» Image layout annotations:
###

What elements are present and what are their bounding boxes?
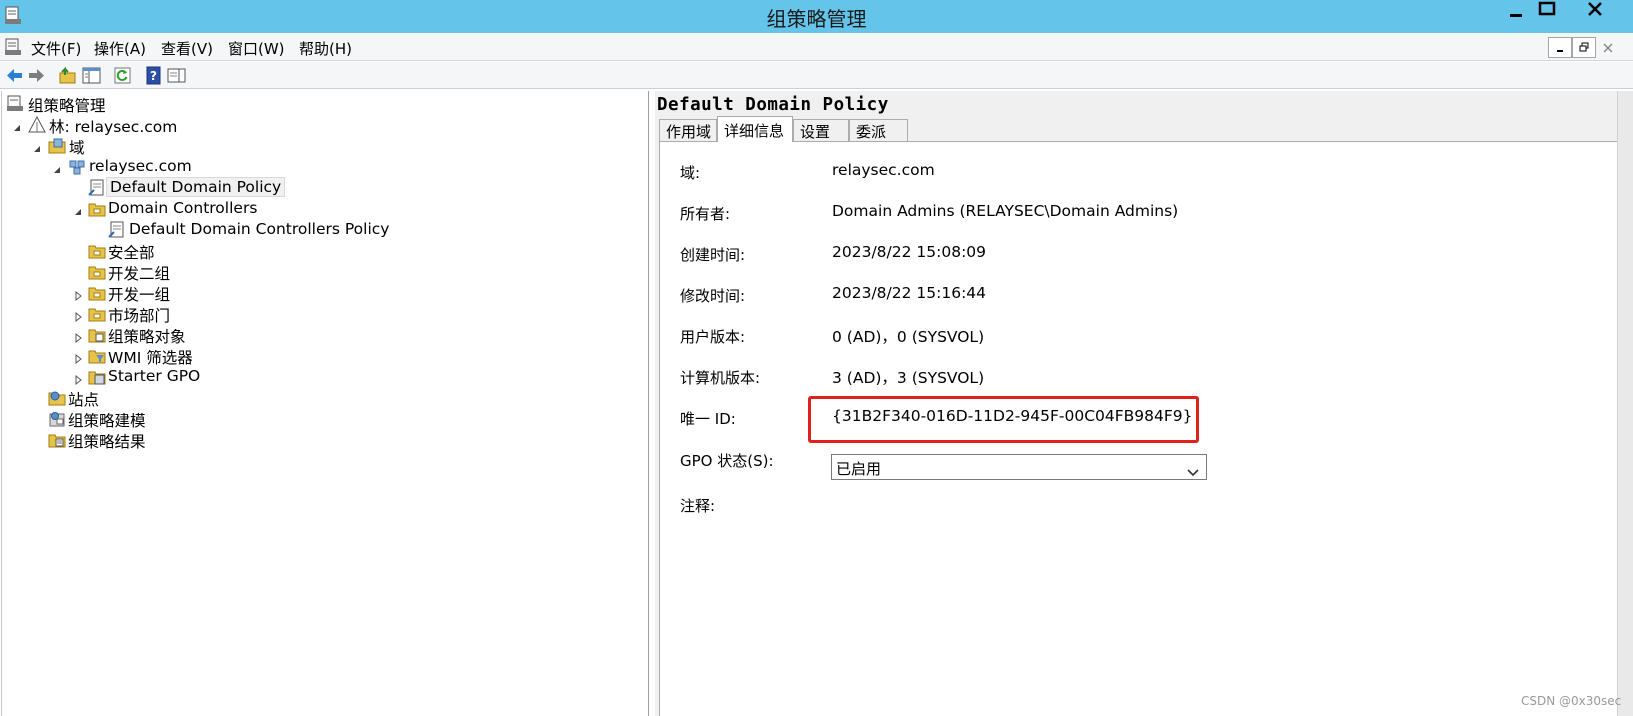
owner-value[interactable]: Domain Admins (RELAYSEC\Domain Admins) bbox=[832, 202, 1178, 220]
title-bar: 组策略管理 bbox=[0, 0, 1633, 33]
forest-icon bbox=[28, 115, 46, 134]
collapse-arrow-icon[interactable] bbox=[52, 161, 62, 173]
gpo-link-icon bbox=[88, 179, 106, 197]
tree-item-label: 组策略结果 bbox=[68, 433, 146, 451]
svg-text:?: ? bbox=[150, 69, 157, 83]
show-hide-tree-icon[interactable] bbox=[82, 66, 101, 85]
back-arrow-icon[interactable] bbox=[5, 66, 24, 85]
ou-folder-icon bbox=[88, 305, 106, 323]
details-pane: Default Domain Policy 作用域 详细信息 设置 委派 域: … bbox=[655, 91, 1633, 716]
ou-folder-icon bbox=[88, 242, 106, 260]
expand-arrow-icon[interactable] bbox=[73, 350, 83, 365]
modified-label: 修改时间: bbox=[680, 287, 746, 305]
collapse-arrow-icon[interactable] bbox=[32, 140, 42, 152]
sites-folder-icon bbox=[48, 389, 66, 407]
tree-item-label: 组策略建模 bbox=[68, 412, 146, 430]
created-label: 创建时间: bbox=[680, 246, 746, 264]
ou-folder-icon bbox=[88, 284, 106, 302]
menu-action[interactable]: 操作(A) bbox=[94, 38, 146, 59]
gpo-status-select[interactable]: 已启用 bbox=[831, 454, 1207, 480]
menu-help[interactable]: 帮助(H) bbox=[299, 38, 352, 59]
tree-item-label: Starter GPO bbox=[108, 367, 201, 385]
tree-item-label: Domain Controllers bbox=[108, 199, 258, 217]
window-title: 组策略管理 bbox=[766, 7, 867, 31]
tree-item-label: 林: relaysec.com bbox=[49, 118, 178, 136]
help-icon[interactable]: ? bbox=[144, 66, 163, 85]
computer-version-label: 计算机版本: bbox=[680, 369, 761, 387]
console-icon bbox=[6, 95, 24, 113]
tab-settings[interactable]: 设置 bbox=[793, 119, 849, 141]
domain-label: 域: bbox=[680, 164, 701, 182]
tree-item-label: Default Domain Controllers Policy bbox=[129, 220, 390, 238]
tree-item-label: relaysec.com bbox=[89, 157, 192, 175]
tab-details[interactable]: 详细信息 bbox=[717, 116, 793, 142]
domain-value[interactable]: relaysec.com bbox=[832, 161, 935, 179]
tree-item-label: 组策略管理 bbox=[28, 97, 106, 115]
tab-delegation[interactable]: 委派 bbox=[849, 119, 908, 141]
toolbar: ? bbox=[0, 62, 1633, 89]
wmi-filter-folder-icon bbox=[88, 347, 106, 365]
gpo-container-icon bbox=[88, 326, 106, 344]
menu-window[interactable]: 窗口(W) bbox=[228, 38, 285, 59]
tab-scope[interactable]: 作用域 bbox=[659, 119, 717, 141]
policy-title: Default Domain Policy bbox=[657, 95, 889, 115]
chevron-down-icon bbox=[1187, 463, 1199, 481]
tree-item-label: Default Domain Policy bbox=[106, 177, 286, 197]
unique-id-highlight-box bbox=[808, 396, 1199, 443]
tree-item-label: 站点 bbox=[68, 391, 100, 409]
unique-id-label: 唯一 ID: bbox=[680, 410, 736, 428]
console-tree[interactable]: 组策略管理 林: relaysec.com 域 relaysec.com Def… bbox=[1, 91, 649, 716]
expand-arrow-icon[interactable] bbox=[73, 308, 83, 323]
starter-gpo-folder-icon bbox=[88, 368, 106, 386]
expand-arrow-icon[interactable] bbox=[73, 371, 83, 386]
up-folder-icon[interactable] bbox=[58, 66, 77, 85]
modeling-icon bbox=[48, 410, 66, 428]
ou-folder-icon bbox=[88, 263, 106, 281]
gpo-status-selected-value: 已启用 bbox=[836, 460, 882, 478]
comment-label: 注释: bbox=[680, 497, 716, 515]
expand-arrow-icon[interactable] bbox=[73, 329, 83, 344]
gpo-status-label: GPO 状态(S): bbox=[680, 452, 774, 470]
tree-item-label: 开发一组 bbox=[108, 286, 171, 304]
refresh-icon[interactable] bbox=[113, 66, 132, 85]
tree-item-label: 开发二组 bbox=[108, 265, 171, 283]
results-folder-icon bbox=[48, 431, 66, 449]
show-hide-action-pane-icon[interactable] bbox=[167, 66, 186, 85]
expand-arrow-icon[interactable] bbox=[73, 287, 83, 302]
domain-icon bbox=[68, 158, 86, 176]
menu-view[interactable]: 查看(V) bbox=[161, 38, 213, 59]
ou-folder-icon bbox=[88, 200, 106, 218]
tree-item-label: 组策略对象 bbox=[108, 328, 186, 346]
tree-item-label: 市场部门 bbox=[108, 307, 171, 325]
collapse-arrow-icon[interactable] bbox=[12, 119, 22, 131]
menu-file[interactable]: 文件(F) bbox=[31, 38, 81, 59]
collapse-arrow-icon[interactable] bbox=[73, 203, 83, 215]
tree-item-label: 域 bbox=[69, 139, 85, 157]
created-value[interactable]: 2023/8/22 15:08:09 bbox=[832, 243, 986, 261]
computer-version-value[interactable]: 3 (AD)，3 (SYSVOL) bbox=[832, 366, 984, 388]
details-tab-content: 域: relaysec.com 所有者: Domain Admins (RELA… bbox=[659, 141, 1619, 716]
child-close-button[interactable] bbox=[1596, 37, 1620, 58]
child-restore-button[interactable] bbox=[1572, 37, 1596, 58]
domains-folder-icon bbox=[48, 137, 66, 155]
right-edge-scrollbar[interactable] bbox=[1617, 91, 1633, 716]
user-version-label: 用户版本: bbox=[680, 328, 746, 346]
gpo-link-icon bbox=[108, 221, 126, 239]
tree-item-label: WMI 筛选器 bbox=[108, 349, 193, 367]
child-minimize-button[interactable] bbox=[1548, 37, 1572, 58]
watermark: CSDN @0x30sec bbox=[1521, 694, 1622, 708]
owner-label: 所有者: bbox=[680, 205, 731, 223]
console-icon[interactable] bbox=[4, 38, 22, 57]
close-button[interactable] bbox=[1563, 0, 1627, 23]
tree-item-label: 安全部 bbox=[108, 244, 155, 262]
user-version-value[interactable]: 0 (AD)，0 (SYSVOL) bbox=[832, 325, 984, 347]
forward-arrow-icon[interactable] bbox=[27, 66, 46, 85]
menu-bar: 文件(F) 操作(A) 查看(V) 窗口(W) 帮助(H) bbox=[0, 33, 1633, 61]
modified-value[interactable]: 2023/8/22 15:16:44 bbox=[832, 284, 986, 302]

###

» Goal of the exercise:
Swap every "tree-item-label" in the material for "tree-node-label" and leave everything else unchanged. Omit the pictures from your answer.

» Response:
What elements are present and what are their bounding boxes?
owner-value[interactable]: Domain Admins (RELAYSEC\Domain Admins) bbox=[832, 202, 1178, 220]
title-bar: 组策略管理 bbox=[0, 0, 1633, 33]
forest-icon bbox=[28, 115, 46, 134]
collapse-arrow-icon[interactable] bbox=[52, 161, 62, 173]
gpo-link-icon bbox=[88, 179, 106, 197]
tree-node-label: 组策略结果 bbox=[68, 433, 146, 451]
svg-text:?: ? bbox=[150, 69, 157, 83]
show-hide-tree-icon[interactable] bbox=[82, 66, 101, 85]
back-arrow-icon[interactable] bbox=[5, 66, 24, 85]
ou-folder-icon bbox=[88, 305, 106, 323]
details-pane: Default Domain Policy 作用域 详细信息 设置 委派 域: … bbox=[655, 91, 1633, 716]
ou-folder-icon bbox=[88, 242, 106, 260]
expand-arrow-icon[interactable] bbox=[73, 350, 83, 365]
modified-label: 修改时间: bbox=[680, 287, 746, 305]
collapse-arrow-icon[interactable] bbox=[32, 140, 42, 152]
sites-folder-icon bbox=[48, 389, 66, 407]
tree-node-label: 组策略建模 bbox=[68, 412, 146, 430]
created-label: 创建时间: bbox=[680, 246, 746, 264]
ou-folder-icon bbox=[88, 284, 106, 302]
menu-action[interactable]: 操作(A) bbox=[94, 38, 146, 59]
gpo-status-select[interactable]: 已启用 bbox=[831, 454, 1207, 480]
menu-help[interactable]: 帮助(H) bbox=[299, 38, 352, 59]
tree-node-label: Starter GPO bbox=[108, 367, 201, 385]
tree-node-label: Domain Controllers bbox=[108, 199, 258, 217]
window-title: 组策略管理 bbox=[766, 7, 867, 31]
tree-node-label: 林: relaysec.com bbox=[49, 118, 178, 136]
help-icon[interactable]: ? bbox=[144, 66, 163, 85]
computer-version-label: 计算机版本: bbox=[680, 369, 761, 387]
console-icon bbox=[6, 95, 24, 113]
tab-settings[interactable]: 设置 bbox=[793, 119, 849, 141]
domain-label: 域: bbox=[680, 164, 701, 182]
tree-node-label: Default Domain Controllers Policy bbox=[129, 220, 390, 238]
tree-node-label: relaysec.com bbox=[89, 157, 192, 175]
tab-details[interactable]: 详细信息 bbox=[717, 116, 793, 142]
domain-value[interactable]: relaysec.com bbox=[832, 161, 935, 179]
tree-node-label: 组策略管理 bbox=[28, 97, 106, 115]
tab-delegation[interactable]: 委派 bbox=[849, 119, 908, 141]
toolbar: ? bbox=[0, 62, 1633, 89]
wmi-filter-folder-icon bbox=[88, 347, 106, 365]
gpo-container-icon bbox=[88, 326, 106, 344]
menu-window[interactable]: 窗口(W) bbox=[228, 38, 285, 59]
tab-scope[interactable]: 作用域 bbox=[659, 119, 717, 141]
policy-title: Default Domain Policy bbox=[657, 95, 889, 115]
chevron-down-icon bbox=[1187, 463, 1199, 481]
tree-node-label: Default Domain Policy bbox=[106, 177, 286, 197]
unique-id-highlight-box bbox=[808, 396, 1199, 443]
tree-node-label: 站点 bbox=[68, 391, 100, 409]
unique-id-label: 唯一 ID: bbox=[680, 410, 736, 428]
console-tree[interactable]: 组策略管理 林: relaysec.com 域 relaysec.com Def… bbox=[1, 91, 649, 716]
expand-arrow-icon[interactable] bbox=[73, 308, 83, 323]
starter-gpo-folder-icon bbox=[88, 368, 106, 386]
expand-arrow-icon[interactable] bbox=[73, 371, 83, 386]
up-folder-icon[interactable] bbox=[58, 66, 77, 85]
modeling-icon bbox=[48, 410, 66, 428]
ou-folder-icon bbox=[88, 263, 106, 281]
gpo-status-selected-value: 已启用 bbox=[836, 460, 882, 478]
comment-label: 注释: bbox=[680, 497, 716, 515]
expand-arrow-icon[interactable] bbox=[73, 329, 83, 344]
gpo-status-label: GPO 状态(S): bbox=[680, 452, 774, 470]
tree-node-label: 开发一组 bbox=[108, 286, 171, 304]
refresh-icon[interactable] bbox=[113, 66, 132, 85]
tree-node-label: 开发二组 bbox=[108, 265, 171, 283]
results-folder-icon bbox=[48, 431, 66, 449]
show-hide-action-pane-icon[interactable] bbox=[167, 66, 186, 85]
expand-arrow-icon[interactable] bbox=[73, 287, 83, 302]
domain-icon bbox=[68, 158, 86, 176]
menu-view[interactable]: 查看(V) bbox=[161, 38, 213, 59]
ou-folder-icon bbox=[88, 200, 106, 218]
tree-node-label: 组策略对象 bbox=[108, 328, 186, 346]
tree-node-label: 市场部门 bbox=[108, 307, 171, 325]
collapse-arrow-icon[interactable] bbox=[12, 119, 22, 131]
menu-file[interactable]: 文件(F) bbox=[31, 38, 81, 59]
collapse-arrow-icon[interactable] bbox=[73, 203, 83, 215]
tree-node-label: 域 bbox=[69, 139, 85, 157]
created-value[interactable]: 2023/8/22 15:08:09 bbox=[832, 243, 986, 261]
computer-version-value[interactable]: 3 (AD)，3 (SYSVOL) bbox=[832, 366, 984, 388]
details-tab-content: 域: relaysec.com 所有者: Domain Admins (RELA… bbox=[659, 141, 1619, 716]
child-close-button[interactable] bbox=[1596, 37, 1620, 58]
child-restore-button[interactable] bbox=[1572, 37, 1596, 58]
domains-folder-icon bbox=[48, 137, 66, 155]
right-edge-scrollbar[interactable] bbox=[1617, 91, 1633, 716]
user-version-label: 用户版本: bbox=[680, 328, 746, 346]
gpo-link-icon bbox=[108, 221, 126, 239]
tree-node-label: WMI 筛选器 bbox=[108, 349, 193, 367]
child-minimize-button[interactable] bbox=[1548, 37, 1572, 58]
watermark: CSDN @0x30sec bbox=[1521, 694, 1622, 708]
owner-label: 所有者: bbox=[680, 205, 731, 223]
console-icon[interactable] bbox=[4, 38, 22, 57]
close-button[interactable] bbox=[1563, 0, 1627, 23]
tree-node-label: 安全部 bbox=[108, 244, 155, 262]
user-version-value[interactable]: 0 (AD)，0 (SYSVOL) bbox=[832, 325, 984, 347]
forward-arrow-icon[interactable] bbox=[27, 66, 46, 85]
menu-bar: 文件(F) 操作(A) 查看(V) 窗口(W) 帮助(H) bbox=[0, 33, 1633, 61]
modified-value[interactable]: 2023/8/22 15:16:44 bbox=[832, 284, 986, 302]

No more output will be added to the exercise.